▸ EXERCISES:
**a.** From the post on labeling data in Ground Truth, copy the stretch from "Labeling data in" through "SageMaker Ground Truth." word for word.
**b.** Condense the paragraph of the post on labeling data in Ground Truth that begins "Acquiring and cleaning data" into a short bulleted list that keeps its main facts.

▸ EXTRACT TO READ:
^^^^^^^^^^^^^^^^

Labeling data in Amazon SageMaker Ground Truth
Mar 27, 2021
Alexander Junge
2 minute read

Acquiring and cleaning data, including reliable labels for supervised learning, determines the fate of every data science project and usually takes up about 80 percent of project time. For an NLP project I am working on (more on that in a later post), I have been looking for a simple tool to label named entities in text. After comparing a few alternatives out there, I decided to use Amazon SageMaker Ground Truth.

The premade named entity recognition (NER) template available in Ground Truth fit my use case and besides specifying input and output data, I only had to set up which NER labels I wanted to use.

I then converted my input data to a simple JSON Lines-formatted manifest file which I uploaded to S3. The file looks like this:

{"source": "First piece of text to label."}
{"source": "Second piece of text to label."}
...
{"source": "Nth piece of text to label."} 

The labeling interface is easy to use and, for example, supports hotkeys for faster labeling of the three label classes I defined as part of my task (Book, Person, Software). Here is a screenshot of the labeling interface:

Output data is also stored in S3 in JSON Lines format.

^^^^^^^^^^^^^^^^

▸ DATA FOR REVIEW:
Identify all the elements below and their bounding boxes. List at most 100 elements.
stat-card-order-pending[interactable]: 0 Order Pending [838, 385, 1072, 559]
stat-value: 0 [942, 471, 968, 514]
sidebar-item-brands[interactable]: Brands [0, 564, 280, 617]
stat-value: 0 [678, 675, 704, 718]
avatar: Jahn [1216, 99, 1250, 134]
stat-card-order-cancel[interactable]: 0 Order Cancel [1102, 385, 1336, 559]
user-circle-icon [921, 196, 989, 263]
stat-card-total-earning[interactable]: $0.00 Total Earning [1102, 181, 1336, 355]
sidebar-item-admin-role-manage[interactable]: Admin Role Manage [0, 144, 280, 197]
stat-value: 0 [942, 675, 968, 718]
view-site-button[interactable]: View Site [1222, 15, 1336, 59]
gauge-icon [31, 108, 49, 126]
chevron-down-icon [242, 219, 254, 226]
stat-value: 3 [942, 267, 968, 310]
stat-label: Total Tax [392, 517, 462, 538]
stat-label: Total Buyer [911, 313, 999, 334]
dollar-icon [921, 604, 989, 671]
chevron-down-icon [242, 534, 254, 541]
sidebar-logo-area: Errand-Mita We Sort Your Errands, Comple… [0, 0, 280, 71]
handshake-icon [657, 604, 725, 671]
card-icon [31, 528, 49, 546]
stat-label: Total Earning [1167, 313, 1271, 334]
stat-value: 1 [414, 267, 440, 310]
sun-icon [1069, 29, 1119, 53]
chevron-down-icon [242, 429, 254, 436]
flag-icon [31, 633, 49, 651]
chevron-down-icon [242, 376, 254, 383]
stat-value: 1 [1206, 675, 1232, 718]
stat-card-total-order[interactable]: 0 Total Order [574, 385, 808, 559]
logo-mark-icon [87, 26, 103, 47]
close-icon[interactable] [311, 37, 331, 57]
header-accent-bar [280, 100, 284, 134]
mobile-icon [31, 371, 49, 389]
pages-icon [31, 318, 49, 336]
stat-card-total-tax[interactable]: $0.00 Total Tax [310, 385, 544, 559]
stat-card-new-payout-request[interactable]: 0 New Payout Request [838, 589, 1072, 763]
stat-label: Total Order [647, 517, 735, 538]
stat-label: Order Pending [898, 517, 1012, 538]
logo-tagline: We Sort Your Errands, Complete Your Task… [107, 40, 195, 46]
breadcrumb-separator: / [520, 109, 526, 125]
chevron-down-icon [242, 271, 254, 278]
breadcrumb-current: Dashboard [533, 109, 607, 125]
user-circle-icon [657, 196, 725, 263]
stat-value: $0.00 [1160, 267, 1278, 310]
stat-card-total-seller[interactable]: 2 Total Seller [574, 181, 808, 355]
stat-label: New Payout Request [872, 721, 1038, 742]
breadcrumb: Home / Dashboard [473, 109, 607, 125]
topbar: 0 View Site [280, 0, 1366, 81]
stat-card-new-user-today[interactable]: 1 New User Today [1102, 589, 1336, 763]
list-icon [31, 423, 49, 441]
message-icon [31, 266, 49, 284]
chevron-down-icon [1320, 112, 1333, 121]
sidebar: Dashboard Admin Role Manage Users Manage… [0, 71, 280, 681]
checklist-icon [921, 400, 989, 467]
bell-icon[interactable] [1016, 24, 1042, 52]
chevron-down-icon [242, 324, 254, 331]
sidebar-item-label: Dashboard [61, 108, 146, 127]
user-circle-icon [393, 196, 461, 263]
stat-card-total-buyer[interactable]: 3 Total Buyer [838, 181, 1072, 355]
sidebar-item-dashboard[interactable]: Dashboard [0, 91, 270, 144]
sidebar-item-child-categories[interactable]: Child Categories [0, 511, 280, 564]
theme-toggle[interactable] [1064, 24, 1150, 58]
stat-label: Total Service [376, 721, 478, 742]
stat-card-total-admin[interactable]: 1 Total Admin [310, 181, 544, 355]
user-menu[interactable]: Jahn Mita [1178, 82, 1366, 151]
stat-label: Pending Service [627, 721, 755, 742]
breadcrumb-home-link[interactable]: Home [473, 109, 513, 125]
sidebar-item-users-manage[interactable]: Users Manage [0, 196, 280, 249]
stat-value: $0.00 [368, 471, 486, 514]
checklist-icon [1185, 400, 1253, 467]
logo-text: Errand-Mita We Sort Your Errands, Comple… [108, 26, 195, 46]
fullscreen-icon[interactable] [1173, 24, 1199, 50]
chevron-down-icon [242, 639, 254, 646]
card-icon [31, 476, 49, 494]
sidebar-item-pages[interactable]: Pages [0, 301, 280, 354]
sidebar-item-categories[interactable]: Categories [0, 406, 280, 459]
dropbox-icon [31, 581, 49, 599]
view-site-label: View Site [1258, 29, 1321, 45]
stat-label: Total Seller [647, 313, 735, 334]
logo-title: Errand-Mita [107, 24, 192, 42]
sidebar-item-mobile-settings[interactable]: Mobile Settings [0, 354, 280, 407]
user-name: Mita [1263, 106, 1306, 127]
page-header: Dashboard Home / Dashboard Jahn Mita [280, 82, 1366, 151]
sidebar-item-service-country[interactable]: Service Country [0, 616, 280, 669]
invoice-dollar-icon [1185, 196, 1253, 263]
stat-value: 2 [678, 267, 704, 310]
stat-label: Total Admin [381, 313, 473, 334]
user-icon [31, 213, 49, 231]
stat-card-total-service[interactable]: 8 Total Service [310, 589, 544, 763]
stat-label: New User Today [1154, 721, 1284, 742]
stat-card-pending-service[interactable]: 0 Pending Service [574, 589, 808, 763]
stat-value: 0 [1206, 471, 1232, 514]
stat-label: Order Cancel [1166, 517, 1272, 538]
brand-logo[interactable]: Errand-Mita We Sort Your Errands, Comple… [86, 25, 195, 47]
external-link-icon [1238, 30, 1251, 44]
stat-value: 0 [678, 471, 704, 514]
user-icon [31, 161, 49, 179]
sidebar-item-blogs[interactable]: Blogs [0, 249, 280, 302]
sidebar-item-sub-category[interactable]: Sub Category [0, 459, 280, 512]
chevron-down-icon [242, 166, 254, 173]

^^^^^^^^^^^^^^^^

▸ TASK-BY-TASK ANSWERS:
**a.**
Labeling data in Amazon SageMaker Ground Truth
Mar 27, 2021
Alexander Junge
2 minute read

Acquiring and cleaning data, including reliable labels for supervised learning, determines the fate of every data science project and usually takes up about 80 percent of project time. For an NLP project I am working on (more on that in a later post), I have been looking for a simple tool to label named entities in text. After comparing a few alternatives out there, I decided to use Amazon SageMaker Ground Truth.

**b.**
- Acquiring and cleaning data, including reliable labels for supervised learning, determines the fate of every data science project.
- This work usually takes about 80 percent of project time.
- For an NLP project, the writer sought a simple tool to label named entities in text.
- After comparing a few alternatives, the writer chose Amazon SageMaker Ground Truth.